Reproduce the following lines without any changes.

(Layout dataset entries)
↓

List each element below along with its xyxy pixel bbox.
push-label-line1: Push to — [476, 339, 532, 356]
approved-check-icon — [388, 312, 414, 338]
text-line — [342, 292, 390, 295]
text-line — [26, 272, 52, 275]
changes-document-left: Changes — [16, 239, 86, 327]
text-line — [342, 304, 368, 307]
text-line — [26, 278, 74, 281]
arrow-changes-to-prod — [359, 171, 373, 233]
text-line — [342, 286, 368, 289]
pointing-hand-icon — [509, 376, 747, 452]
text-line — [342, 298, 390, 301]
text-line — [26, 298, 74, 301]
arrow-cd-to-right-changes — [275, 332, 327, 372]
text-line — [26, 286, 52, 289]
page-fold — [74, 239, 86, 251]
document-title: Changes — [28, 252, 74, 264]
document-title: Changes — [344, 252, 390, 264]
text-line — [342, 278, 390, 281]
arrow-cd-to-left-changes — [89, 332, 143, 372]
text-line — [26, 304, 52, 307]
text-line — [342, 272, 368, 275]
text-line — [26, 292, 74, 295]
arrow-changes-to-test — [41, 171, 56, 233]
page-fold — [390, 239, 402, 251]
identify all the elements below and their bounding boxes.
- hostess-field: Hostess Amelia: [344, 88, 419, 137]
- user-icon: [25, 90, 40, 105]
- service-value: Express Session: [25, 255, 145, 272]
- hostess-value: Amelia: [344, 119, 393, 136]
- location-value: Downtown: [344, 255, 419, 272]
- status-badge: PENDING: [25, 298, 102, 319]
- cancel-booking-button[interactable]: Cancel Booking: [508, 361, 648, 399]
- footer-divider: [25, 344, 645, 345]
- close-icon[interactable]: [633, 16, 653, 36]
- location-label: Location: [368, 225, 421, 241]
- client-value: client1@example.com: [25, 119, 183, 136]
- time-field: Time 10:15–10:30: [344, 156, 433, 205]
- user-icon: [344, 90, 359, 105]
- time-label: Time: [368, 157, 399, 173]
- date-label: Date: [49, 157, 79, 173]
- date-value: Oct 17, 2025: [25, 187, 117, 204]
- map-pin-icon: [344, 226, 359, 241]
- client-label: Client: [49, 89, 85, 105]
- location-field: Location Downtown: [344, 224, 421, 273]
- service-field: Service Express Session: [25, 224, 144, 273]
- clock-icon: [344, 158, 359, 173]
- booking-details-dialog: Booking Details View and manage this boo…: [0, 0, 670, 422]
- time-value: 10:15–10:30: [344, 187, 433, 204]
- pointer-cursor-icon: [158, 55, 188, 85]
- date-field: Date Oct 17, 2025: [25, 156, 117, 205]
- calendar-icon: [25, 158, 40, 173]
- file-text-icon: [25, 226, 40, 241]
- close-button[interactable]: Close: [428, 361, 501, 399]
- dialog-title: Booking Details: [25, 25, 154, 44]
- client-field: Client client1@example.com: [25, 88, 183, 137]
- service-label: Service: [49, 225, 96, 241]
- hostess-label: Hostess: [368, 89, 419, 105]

↑

* Expected output:
List each element below along with its xyxy pixel bbox.
push-label-line1: Push to — [476, 339, 532, 356]
approved-check-icon — [388, 312, 414, 338]
text-line — [342, 292, 390, 295]
text-line — [26, 272, 52, 275]
changes-document-left: Changes — [16, 239, 86, 327]
text-line — [342, 304, 368, 307]
text-line — [26, 278, 74, 281]
arrow-changes-to-prod — [359, 171, 373, 233]
text-line — [342, 286, 368, 289]
pointing-hand-icon — [509, 376, 747, 452]
text-line — [342, 298, 390, 301]
text-line — [26, 298, 74, 301]
arrow-cd-to-right-changes — [275, 332, 327, 372]
text-line — [26, 286, 52, 289]
page-fold — [74, 239, 86, 251]
document-title: Changes — [28, 252, 74, 264]
document-title: Changes — [344, 252, 390, 264]
text-line — [342, 278, 390, 281]
arrow-cd-to-left-changes — [89, 332, 143, 372]
text-line — [26, 304, 52, 307]
text-line — [342, 272, 368, 275]
text-line — [26, 292, 74, 295]
arrow-changes-to-test — [41, 171, 56, 233]
page-fold — [390, 239, 402, 251]
identify all the elements below and their bounding boxes.
- hostess-field: Hostess Amelia: [344, 88, 419, 137]
- user-icon: [25, 90, 40, 105]
- service-value: Express Session: [25, 255, 145, 272]
- hostess-value: Amelia: [344, 119, 393, 136]
- location-value: Downtown: [344, 255, 419, 272]
- status-badge: PENDING: [25, 298, 102, 319]
- cancel-booking-button[interactable]: Cancel Booking: [508, 361, 648, 399]
- footer-divider: [25, 344, 645, 345]
- close-icon[interactable]: [633, 16, 653, 36]
- location-label: Location: [368, 225, 421, 241]
- client-value: client1@example.com: [25, 119, 183, 136]
- time-field: Time 10:15–10:30: [344, 156, 433, 205]
- user-icon: [344, 90, 359, 105]
- time-label: Time: [368, 157, 399, 173]
- date-label: Date: [49, 157, 79, 173]
- date-value: Oct 17, 2025: [25, 187, 117, 204]
- map-pin-icon: [344, 226, 359, 241]
- client-label: Client: [49, 89, 85, 105]
- location-field: Location Downtown: [344, 224, 421, 273]
- service-field: Service Express Session: [25, 224, 144, 273]
- clock-icon: [344, 158, 359, 173]
- booking-details-dialog: Booking Details View and manage this boo…: [0, 0, 670, 422]
- time-value: 10:15–10:30: [344, 187, 433, 204]
- pointer-cursor-icon: [158, 55, 188, 85]
- date-field: Date Oct 17, 2025: [25, 156, 117, 205]
- calendar-icon: [25, 158, 40, 173]
- file-text-icon: [25, 226, 40, 241]
- close-button[interactable]: Close: [428, 361, 501, 399]
- dialog-title: Booking Details: [25, 25, 154, 44]
- client-field: Client client1@example.com: [25, 88, 183, 137]
- service-label: Service: [49, 225, 96, 241]
- hostess-label: Hostess: [368, 89, 419, 105]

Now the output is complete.